AIM: Pick out each line below containing "content".

ENTRIES:

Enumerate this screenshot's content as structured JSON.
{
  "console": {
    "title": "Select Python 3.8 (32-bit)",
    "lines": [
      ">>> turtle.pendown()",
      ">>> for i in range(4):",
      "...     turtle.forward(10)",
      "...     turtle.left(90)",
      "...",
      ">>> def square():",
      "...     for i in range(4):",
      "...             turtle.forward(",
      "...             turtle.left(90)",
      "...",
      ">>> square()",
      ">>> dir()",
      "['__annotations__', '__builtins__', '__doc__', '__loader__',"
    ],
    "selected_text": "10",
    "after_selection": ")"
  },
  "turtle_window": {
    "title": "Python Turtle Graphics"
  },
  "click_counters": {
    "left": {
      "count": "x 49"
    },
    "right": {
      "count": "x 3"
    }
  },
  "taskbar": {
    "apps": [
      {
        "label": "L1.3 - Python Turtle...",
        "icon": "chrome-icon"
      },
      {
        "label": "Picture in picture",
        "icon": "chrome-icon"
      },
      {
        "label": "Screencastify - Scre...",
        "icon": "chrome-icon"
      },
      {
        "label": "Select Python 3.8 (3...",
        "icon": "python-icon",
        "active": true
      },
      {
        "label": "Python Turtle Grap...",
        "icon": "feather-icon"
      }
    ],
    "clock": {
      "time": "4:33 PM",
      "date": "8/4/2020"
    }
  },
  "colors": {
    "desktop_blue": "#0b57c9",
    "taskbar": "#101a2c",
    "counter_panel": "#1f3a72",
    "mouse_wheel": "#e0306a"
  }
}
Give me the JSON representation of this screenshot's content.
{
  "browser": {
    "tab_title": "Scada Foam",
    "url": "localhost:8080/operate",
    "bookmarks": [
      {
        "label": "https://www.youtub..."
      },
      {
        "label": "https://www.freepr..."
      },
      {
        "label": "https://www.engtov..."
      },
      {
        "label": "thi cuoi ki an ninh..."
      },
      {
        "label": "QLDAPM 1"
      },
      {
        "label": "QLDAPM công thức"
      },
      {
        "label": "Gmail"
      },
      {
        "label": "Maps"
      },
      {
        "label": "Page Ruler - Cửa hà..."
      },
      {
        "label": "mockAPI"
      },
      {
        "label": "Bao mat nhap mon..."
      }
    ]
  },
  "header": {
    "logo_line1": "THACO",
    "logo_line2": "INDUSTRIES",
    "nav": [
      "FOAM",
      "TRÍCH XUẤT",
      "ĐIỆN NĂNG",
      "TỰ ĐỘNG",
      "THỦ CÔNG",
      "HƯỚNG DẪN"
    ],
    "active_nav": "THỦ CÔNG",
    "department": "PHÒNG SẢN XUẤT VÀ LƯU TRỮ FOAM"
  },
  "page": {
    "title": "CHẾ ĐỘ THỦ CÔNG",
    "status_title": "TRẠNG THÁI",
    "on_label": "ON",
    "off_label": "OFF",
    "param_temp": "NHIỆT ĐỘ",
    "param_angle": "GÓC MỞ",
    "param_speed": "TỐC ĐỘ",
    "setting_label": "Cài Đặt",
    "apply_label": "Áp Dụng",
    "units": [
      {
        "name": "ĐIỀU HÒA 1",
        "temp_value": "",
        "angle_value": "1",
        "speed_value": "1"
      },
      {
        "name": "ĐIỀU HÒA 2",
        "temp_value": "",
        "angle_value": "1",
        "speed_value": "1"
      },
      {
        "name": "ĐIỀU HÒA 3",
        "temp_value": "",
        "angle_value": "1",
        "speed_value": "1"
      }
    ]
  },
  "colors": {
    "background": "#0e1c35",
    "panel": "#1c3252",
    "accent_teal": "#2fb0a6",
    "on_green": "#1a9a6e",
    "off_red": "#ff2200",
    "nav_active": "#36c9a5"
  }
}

OUTPUT FOR THIS EXERCISE:
Enumerate this screenshot's content as structured JSON.
Give me the JSON representation of this screenshot's content.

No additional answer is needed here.